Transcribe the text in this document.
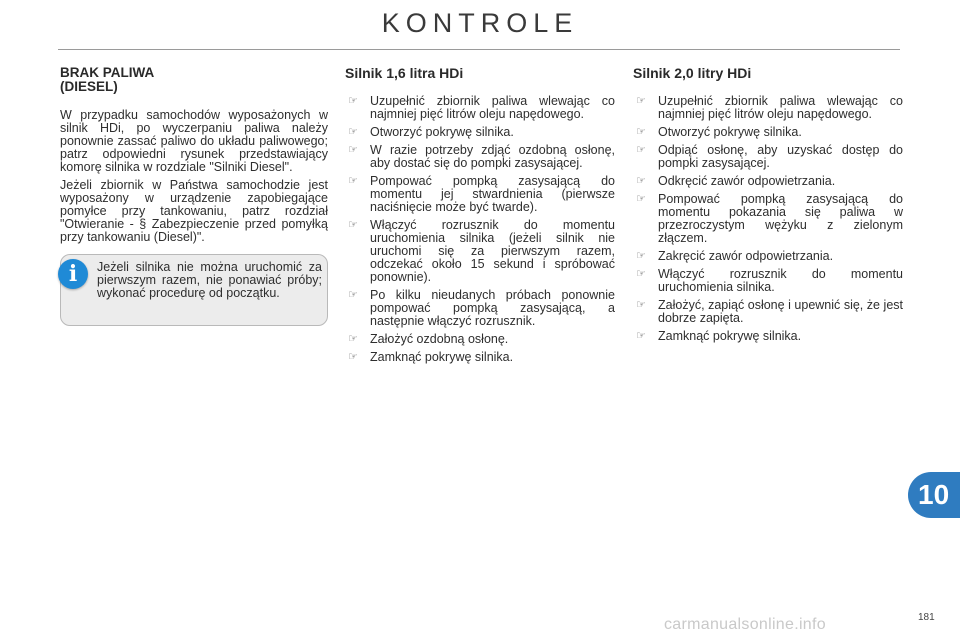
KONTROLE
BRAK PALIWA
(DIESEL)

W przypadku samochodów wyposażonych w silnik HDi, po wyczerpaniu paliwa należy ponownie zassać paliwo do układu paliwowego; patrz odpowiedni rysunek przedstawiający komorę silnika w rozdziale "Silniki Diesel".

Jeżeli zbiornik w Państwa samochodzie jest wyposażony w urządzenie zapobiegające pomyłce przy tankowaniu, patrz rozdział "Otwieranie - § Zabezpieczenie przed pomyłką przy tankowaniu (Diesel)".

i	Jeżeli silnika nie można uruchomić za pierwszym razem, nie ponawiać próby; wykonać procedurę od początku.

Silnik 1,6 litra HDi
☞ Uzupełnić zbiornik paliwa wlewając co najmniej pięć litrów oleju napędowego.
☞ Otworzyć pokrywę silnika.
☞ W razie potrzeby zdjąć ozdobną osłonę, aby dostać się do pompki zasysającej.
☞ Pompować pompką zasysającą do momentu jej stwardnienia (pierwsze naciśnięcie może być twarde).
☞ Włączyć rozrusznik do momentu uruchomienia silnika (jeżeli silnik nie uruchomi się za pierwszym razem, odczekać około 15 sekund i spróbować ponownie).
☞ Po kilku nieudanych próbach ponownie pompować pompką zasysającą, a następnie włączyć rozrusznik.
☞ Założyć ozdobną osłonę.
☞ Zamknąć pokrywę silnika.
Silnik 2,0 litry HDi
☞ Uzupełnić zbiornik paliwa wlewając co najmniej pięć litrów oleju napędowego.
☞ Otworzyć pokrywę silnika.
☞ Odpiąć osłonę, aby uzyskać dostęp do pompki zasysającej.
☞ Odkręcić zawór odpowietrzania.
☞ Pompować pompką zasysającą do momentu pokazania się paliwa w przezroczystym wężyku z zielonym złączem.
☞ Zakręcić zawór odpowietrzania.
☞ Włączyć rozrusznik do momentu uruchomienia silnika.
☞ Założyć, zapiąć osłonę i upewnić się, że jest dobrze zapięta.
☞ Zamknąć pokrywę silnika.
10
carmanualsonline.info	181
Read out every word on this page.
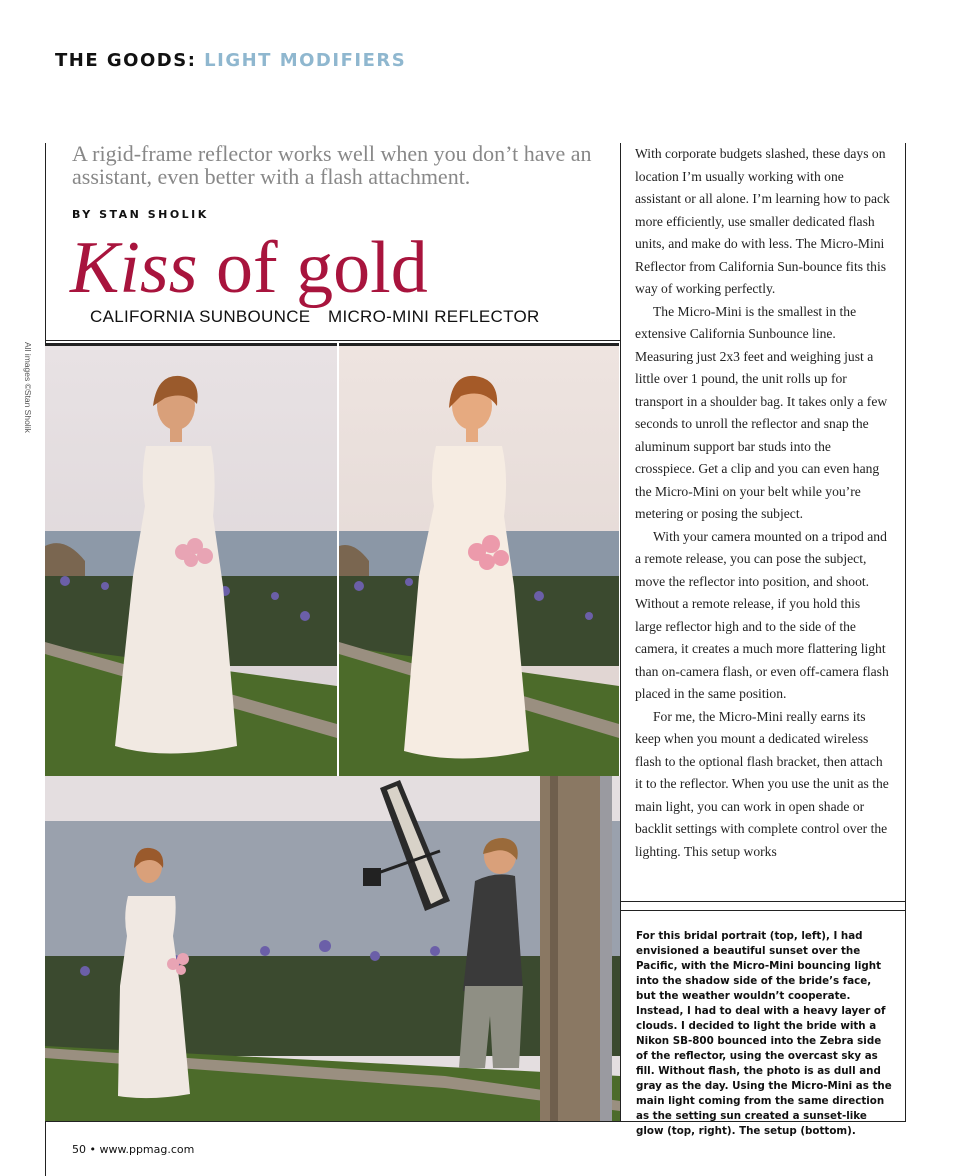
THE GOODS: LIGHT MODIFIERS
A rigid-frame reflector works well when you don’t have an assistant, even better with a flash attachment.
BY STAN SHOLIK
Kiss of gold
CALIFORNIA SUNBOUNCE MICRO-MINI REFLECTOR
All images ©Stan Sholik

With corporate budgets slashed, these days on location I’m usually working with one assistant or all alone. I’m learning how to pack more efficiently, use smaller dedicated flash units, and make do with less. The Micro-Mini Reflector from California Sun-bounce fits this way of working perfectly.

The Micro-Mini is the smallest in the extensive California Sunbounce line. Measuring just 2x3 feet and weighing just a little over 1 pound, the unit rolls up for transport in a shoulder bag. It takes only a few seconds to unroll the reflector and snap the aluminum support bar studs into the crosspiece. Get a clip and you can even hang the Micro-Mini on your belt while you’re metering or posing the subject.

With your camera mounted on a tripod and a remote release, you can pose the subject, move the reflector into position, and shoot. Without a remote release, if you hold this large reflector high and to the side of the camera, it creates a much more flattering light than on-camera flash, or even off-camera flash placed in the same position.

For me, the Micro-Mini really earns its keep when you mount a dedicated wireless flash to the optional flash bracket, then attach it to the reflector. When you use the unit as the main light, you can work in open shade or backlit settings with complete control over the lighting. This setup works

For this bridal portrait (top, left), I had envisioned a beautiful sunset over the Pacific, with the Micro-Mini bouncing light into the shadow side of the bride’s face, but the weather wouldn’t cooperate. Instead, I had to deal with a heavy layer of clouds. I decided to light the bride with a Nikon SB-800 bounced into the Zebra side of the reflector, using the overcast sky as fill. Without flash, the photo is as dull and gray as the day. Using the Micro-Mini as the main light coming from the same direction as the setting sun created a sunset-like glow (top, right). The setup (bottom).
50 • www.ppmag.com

━━━

State how many lines in the records above contain the word "zasysającej", and give only that number.

TASK RESULT: 2